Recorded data
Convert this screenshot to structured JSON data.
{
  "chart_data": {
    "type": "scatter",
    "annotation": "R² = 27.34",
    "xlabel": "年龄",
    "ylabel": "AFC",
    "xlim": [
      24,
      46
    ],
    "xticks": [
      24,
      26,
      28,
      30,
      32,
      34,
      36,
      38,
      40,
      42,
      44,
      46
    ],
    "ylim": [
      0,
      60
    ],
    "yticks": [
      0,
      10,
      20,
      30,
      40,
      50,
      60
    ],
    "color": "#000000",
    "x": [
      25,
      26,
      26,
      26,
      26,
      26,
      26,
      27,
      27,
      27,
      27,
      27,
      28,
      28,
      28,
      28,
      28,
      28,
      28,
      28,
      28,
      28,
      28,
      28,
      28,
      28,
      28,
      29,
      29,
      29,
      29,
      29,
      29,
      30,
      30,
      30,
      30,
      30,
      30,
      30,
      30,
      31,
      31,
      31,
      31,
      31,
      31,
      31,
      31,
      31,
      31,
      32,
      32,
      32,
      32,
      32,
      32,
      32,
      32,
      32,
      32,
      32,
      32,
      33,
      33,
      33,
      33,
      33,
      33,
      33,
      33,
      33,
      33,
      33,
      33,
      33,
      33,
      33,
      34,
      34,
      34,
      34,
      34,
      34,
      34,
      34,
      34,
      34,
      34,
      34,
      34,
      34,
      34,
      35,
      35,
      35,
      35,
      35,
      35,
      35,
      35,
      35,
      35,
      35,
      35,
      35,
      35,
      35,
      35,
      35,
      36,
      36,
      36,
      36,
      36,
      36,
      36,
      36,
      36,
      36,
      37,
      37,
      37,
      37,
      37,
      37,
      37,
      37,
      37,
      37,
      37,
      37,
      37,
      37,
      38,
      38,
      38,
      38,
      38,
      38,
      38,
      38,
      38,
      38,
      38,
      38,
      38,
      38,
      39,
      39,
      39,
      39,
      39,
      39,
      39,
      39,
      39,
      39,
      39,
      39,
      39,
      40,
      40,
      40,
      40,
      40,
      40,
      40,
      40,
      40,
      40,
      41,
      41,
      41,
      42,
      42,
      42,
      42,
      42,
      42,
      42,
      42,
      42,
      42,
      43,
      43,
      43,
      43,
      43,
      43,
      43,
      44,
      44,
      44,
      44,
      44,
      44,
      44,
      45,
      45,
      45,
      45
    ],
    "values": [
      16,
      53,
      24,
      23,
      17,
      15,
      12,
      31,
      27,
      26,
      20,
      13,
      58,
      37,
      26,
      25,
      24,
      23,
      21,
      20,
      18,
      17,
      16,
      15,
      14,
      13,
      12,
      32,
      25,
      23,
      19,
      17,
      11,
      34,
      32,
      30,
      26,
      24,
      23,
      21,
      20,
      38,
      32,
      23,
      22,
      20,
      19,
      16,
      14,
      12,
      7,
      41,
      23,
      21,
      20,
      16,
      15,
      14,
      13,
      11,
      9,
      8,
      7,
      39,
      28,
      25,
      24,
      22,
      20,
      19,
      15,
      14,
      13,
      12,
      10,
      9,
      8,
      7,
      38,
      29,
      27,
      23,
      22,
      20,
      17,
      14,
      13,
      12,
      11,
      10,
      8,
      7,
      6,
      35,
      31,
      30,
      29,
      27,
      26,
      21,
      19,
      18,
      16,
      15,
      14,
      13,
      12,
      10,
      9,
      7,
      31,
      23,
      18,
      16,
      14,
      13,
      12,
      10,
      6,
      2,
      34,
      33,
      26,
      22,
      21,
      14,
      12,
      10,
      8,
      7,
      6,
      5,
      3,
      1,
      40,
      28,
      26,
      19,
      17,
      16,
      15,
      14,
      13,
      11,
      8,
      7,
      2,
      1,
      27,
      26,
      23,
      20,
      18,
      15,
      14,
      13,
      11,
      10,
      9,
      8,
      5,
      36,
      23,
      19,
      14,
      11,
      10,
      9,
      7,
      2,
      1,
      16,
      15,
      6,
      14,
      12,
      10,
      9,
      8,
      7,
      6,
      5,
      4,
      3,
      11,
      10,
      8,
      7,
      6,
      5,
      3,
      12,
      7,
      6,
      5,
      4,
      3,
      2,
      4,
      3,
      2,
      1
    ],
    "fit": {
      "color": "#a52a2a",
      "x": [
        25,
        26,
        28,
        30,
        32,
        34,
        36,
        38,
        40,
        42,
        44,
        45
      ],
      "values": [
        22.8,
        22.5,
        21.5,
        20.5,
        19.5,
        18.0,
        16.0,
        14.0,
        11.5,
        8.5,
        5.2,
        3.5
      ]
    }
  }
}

→ **Directive**
Each line above is to be repeated exactly.

→ **Task result**
Convert this screenshot to structured JSON data.
{
  "chart_data": {
    "type": "scatter",
    "annotation": "R² = 27.34",
    "xlabel": "年龄",
    "ylabel": "AFC",
    "xlim": [
      24,
      46
    ],
    "xticks": [
      24,
      26,
      28,
      30,
      32,
      34,
      36,
      38,
      40,
      42,
      44,
      46
    ],
    "ylim": [
      0,
      60
    ],
    "yticks": [
      0,
      10,
      20,
      30,
      40,
      50,
      60
    ],
    "color": "#000000",
    "x": [
      25,
      26,
      26,
      26,
      26,
      26,
      26,
      27,
      27,
      27,
      27,
      27,
      28,
      28,
      28,
      28,
      28,
      28,
      28,
      28,
      28,
      28,
      28,
      28,
      28,
      28,
      28,
      29,
      29,
      29,
      29,
      29,
      29,
      30,
      30,
      30,
      30,
      30,
      30,
      30,
      30,
      31,
      31,
      31,
      31,
      31,
      31,
      31,
      31,
      31,
      31,
      32,
      32,
      32,
      32,
      32,
      32,
      32,
      32,
      32,
      32,
      32,
      32,
      33,
      33,
      33,
      33,
      33,
      33,
      33,
      33,
      33,
      33,
      33,
      33,
      33,
      33,
      33,
      34,
      34,
      34,
      34,
      34,
      34,
      34,
      34,
      34,
      34,
      34,
      34,
      34,
      34,
      34,
      35,
      35,
      35,
      35,
      35,
      35,
      35,
      35,
      35,
      35,
      35,
      35,
      35,
      35,
      35,
      35,
      35,
      36,
      36,
      36,
      36,
      36,
      36,
      36,
      36,
      36,
      36,
      37,
      37,
      37,
      37,
      37,
      37,
      37,
      37,
      37,
      37,
      37,
      37,
      37,
      37,
      38,
      38,
      38,
      38,
      38,
      38,
      38,
      38,
      38,
      38,
      38,
      38,
      38,
      38,
      39,
      39,
      39,
      39,
      39,
      39,
      39,
      39,
      39,
      39,
      39,
      39,
      39,
      40,
      40,
      40,
      40,
      40,
      40,
      40,
      40,
      40,
      40,
      41,
      41,
      41,
      42,
      42,
      42,
      42,
      42,
      42,
      42,
      42,
      42,
      42,
      43,
      43,
      43,
      43,
      43,
      43,
      43,
      44,
      44,
      44,
      44,
      44,
      44,
      44,
      45,
      45,
      45,
      45
    ],
    "values": [
      16,
      53,
      24,
      23,
      17,
      15,
      12,
      31,
      27,
      26,
      20,
      13,
      58,
      37,
      26,
      25,
      24,
      23,
      21,
      20,
      18,
      17,
      16,
      15,
      14,
      13,
      12,
      32,
      25,
      23,
      19,
      17,
      11,
      34,
      32,
      30,
      26,
      24,
      23,
      21,
      20,
      38,
      32,
      23,
      22,
      20,
      19,
      16,
      14,
      12,
      7,
      41,
      23,
      21,
      20,
      16,
      15,
      14,
      13,
      11,
      9,
      8,
      7,
      39,
      28,
      25,
      24,
      22,
      20,
      19,
      15,
      14,
      13,
      12,
      10,
      9,
      8,
      7,
      38,
      29,
      27,
      23,
      22,
      20,
      17,
      14,
      13,
      12,
      11,
      10,
      8,
      7,
      6,
      35,
      31,
      30,
      29,
      27,
      26,
      21,
      19,
      18,
      16,
      15,
      14,
      13,
      12,
      10,
      9,
      7,
      31,
      23,
      18,
      16,
      14,
      13,
      12,
      10,
      6,
      2,
      34,
      33,
      26,
      22,
      21,
      14,
      12,
      10,
      8,
      7,
      6,
      5,
      3,
      1,
      40,
      28,
      26,
      19,
      17,
      16,
      15,
      14,
      13,
      11,
      8,
      7,
      2,
      1,
      27,
      26,
      23,
      20,
      18,
      15,
      14,
      13,
      11,
      10,
      9,
      8,
      5,
      36,
      23,
      19,
      14,
      11,
      10,
      9,
      7,
      2,
      1,
      16,
      15,
      6,
      14,
      12,
      10,
      9,
      8,
      7,
      6,
      5,
      4,
      3,
      11,
      10,
      8,
      7,
      6,
      5,
      3,
      12,
      7,
      6,
      5,
      4,
      3,
      2,
      4,
      3,
      2,
      1
    ],
    "fit": {
      "color": "#a52a2a",
      "x": [
        25,
        26,
        28,
        30,
        32,
        34,
        36,
        38,
        40,
        42,
        44,
        45
      ],
      "values": [
        22.8,
        22.5,
        21.5,
        20.5,
        19.5,
        18.0,
        16.0,
        14.0,
        11.5,
        8.5,
        5.2,
        3.5
      ]
    }
  }
}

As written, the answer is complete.